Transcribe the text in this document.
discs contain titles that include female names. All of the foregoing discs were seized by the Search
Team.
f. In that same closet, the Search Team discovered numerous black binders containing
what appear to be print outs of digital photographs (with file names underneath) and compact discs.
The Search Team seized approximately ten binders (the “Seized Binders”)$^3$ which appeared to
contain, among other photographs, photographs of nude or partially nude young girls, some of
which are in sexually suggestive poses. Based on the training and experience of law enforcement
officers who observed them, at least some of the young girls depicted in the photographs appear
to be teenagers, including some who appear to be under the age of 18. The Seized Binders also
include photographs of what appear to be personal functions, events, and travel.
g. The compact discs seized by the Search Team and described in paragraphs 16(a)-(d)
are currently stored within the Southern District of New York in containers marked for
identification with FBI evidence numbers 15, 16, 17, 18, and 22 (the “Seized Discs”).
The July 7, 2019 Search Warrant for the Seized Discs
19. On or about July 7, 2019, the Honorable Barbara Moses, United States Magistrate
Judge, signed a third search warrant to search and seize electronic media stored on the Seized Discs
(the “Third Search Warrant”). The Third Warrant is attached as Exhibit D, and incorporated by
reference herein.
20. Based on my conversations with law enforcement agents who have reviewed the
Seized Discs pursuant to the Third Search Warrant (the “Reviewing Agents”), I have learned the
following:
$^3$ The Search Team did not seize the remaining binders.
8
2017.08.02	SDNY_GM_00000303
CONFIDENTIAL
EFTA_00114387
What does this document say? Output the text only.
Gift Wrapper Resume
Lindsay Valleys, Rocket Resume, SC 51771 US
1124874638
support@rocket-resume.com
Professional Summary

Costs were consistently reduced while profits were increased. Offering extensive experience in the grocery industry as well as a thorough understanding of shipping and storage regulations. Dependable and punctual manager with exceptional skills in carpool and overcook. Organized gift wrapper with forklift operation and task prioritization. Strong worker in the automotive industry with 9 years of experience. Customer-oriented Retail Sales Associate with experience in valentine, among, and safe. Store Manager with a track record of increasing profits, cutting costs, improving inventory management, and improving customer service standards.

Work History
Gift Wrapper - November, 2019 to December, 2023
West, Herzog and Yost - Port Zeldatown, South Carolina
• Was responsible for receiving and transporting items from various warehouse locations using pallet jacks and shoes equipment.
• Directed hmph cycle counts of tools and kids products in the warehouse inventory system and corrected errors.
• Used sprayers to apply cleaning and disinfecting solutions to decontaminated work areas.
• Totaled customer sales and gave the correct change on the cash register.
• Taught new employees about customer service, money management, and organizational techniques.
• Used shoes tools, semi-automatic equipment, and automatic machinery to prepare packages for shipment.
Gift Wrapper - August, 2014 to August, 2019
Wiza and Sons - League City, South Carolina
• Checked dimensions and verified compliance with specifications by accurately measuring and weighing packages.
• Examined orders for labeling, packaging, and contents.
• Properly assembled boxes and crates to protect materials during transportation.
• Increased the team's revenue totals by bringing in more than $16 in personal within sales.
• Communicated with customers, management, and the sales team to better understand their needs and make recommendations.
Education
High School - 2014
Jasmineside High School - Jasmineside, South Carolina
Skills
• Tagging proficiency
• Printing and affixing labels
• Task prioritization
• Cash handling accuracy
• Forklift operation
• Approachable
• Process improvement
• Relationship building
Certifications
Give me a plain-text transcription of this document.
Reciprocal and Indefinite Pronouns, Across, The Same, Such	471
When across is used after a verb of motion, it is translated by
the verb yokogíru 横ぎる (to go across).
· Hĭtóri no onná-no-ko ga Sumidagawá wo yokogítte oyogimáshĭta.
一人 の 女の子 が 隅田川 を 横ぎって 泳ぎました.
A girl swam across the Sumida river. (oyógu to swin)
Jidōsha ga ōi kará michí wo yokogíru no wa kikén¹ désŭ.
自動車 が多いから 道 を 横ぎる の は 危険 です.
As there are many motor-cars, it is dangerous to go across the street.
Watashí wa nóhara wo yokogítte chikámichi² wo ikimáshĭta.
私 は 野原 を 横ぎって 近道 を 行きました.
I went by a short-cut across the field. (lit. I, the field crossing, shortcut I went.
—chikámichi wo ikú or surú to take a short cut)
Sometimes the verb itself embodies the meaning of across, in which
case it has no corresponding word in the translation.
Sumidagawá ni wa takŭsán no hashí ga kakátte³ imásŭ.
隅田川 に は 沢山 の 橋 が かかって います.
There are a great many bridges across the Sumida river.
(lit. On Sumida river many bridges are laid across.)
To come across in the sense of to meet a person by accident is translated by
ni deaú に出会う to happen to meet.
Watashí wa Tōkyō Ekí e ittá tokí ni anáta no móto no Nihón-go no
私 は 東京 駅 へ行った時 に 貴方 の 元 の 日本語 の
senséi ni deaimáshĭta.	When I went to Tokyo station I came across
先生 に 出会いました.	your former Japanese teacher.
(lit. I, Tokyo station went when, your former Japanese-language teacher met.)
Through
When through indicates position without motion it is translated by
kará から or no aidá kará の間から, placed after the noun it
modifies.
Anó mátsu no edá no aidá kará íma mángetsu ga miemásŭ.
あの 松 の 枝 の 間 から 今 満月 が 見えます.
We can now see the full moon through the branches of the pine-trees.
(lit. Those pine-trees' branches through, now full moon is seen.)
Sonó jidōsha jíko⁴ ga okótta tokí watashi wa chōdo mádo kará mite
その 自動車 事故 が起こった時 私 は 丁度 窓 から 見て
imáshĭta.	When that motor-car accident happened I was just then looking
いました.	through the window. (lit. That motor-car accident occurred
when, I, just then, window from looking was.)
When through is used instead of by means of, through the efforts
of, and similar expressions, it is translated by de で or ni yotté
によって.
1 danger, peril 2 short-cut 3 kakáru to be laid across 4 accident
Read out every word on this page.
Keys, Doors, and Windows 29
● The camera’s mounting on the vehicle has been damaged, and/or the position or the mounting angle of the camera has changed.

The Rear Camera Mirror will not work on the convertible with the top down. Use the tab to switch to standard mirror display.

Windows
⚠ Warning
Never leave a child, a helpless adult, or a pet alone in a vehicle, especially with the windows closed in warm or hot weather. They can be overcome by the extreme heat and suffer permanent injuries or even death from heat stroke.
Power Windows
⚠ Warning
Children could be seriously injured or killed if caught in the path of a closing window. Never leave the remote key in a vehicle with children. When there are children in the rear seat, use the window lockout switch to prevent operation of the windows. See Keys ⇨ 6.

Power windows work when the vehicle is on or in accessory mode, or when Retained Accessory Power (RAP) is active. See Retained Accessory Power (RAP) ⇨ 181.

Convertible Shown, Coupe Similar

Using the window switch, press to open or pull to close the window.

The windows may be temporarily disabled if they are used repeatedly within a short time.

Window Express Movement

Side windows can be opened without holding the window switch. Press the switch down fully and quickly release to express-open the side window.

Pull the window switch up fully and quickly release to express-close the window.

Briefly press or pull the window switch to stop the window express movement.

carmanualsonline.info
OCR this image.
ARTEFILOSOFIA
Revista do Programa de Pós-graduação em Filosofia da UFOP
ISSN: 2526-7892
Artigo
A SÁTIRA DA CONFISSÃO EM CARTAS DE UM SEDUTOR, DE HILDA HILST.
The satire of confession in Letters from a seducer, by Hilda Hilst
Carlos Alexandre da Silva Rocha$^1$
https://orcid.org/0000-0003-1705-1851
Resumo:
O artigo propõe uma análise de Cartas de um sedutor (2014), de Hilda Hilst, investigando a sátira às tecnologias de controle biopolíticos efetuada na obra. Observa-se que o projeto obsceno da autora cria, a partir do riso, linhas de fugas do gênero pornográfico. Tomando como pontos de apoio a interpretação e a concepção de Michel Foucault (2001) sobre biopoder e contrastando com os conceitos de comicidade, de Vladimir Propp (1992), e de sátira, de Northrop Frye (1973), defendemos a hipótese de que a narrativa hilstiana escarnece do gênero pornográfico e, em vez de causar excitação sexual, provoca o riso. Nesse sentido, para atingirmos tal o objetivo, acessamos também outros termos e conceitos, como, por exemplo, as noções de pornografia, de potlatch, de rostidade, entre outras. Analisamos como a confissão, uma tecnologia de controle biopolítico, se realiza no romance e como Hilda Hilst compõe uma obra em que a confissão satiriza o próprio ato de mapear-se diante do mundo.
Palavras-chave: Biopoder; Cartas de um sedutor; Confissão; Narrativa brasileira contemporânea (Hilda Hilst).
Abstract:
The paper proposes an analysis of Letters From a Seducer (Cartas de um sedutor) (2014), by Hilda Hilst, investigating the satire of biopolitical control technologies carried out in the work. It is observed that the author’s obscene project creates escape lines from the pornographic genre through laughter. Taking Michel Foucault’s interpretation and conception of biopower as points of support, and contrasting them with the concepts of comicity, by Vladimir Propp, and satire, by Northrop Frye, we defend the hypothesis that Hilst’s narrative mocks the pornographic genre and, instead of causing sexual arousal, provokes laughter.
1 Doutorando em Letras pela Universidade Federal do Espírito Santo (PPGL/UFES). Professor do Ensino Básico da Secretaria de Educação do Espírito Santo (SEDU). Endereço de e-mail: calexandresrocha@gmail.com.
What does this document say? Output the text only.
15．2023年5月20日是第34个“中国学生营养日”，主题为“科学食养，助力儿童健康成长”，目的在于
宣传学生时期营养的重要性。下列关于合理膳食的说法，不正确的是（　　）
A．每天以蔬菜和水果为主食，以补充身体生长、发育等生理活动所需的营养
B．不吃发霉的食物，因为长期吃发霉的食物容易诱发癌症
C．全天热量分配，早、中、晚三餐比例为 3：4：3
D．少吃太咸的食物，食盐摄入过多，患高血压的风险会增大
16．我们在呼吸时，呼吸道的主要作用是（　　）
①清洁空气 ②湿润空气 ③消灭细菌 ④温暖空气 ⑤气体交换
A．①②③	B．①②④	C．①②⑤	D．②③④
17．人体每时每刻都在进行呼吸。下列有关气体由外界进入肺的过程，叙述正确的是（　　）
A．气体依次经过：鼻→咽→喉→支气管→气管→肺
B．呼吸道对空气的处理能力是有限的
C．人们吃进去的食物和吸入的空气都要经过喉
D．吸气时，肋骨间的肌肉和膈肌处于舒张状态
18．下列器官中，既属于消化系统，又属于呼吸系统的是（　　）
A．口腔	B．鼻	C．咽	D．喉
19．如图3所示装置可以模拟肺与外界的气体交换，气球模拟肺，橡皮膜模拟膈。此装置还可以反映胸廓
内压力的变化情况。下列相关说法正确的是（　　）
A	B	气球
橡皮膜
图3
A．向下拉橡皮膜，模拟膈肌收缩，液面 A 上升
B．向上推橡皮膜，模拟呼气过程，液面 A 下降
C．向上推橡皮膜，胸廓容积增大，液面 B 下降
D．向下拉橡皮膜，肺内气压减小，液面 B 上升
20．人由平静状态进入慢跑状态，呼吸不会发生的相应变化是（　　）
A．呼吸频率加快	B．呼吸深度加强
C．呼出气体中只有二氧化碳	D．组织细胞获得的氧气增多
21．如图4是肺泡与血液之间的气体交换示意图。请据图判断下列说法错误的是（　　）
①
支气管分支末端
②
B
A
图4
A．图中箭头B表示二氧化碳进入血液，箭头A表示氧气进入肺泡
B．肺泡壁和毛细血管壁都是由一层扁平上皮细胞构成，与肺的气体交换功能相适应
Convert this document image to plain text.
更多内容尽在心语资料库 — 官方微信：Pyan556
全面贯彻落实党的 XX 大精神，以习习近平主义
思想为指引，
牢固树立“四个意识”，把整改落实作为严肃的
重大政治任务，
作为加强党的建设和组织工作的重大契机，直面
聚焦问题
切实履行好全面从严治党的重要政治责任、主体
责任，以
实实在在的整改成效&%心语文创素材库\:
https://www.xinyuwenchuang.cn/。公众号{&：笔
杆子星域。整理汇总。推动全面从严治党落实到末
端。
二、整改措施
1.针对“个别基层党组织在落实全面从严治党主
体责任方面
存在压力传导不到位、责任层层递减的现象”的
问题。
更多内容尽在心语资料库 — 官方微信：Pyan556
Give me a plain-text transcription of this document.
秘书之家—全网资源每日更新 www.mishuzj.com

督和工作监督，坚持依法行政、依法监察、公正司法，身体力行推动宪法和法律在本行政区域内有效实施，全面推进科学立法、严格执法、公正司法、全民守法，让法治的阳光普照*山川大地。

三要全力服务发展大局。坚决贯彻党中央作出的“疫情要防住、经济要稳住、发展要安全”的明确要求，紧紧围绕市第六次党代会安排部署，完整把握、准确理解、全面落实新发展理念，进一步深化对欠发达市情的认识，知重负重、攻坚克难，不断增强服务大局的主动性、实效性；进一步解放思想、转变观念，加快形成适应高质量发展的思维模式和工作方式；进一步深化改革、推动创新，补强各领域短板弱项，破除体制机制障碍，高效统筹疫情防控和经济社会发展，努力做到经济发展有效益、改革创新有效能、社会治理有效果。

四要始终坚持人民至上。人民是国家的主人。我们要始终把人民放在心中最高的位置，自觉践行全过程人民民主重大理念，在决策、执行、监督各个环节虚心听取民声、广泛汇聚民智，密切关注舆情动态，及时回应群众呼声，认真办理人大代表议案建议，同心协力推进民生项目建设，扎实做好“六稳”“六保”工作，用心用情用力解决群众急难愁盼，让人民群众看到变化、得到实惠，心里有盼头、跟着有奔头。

++++++++++++++++++++

GIVEN PROBLEM.
Provide only the count of lines in the material above that hold the word "position".

WRITTEN ANSWER.
2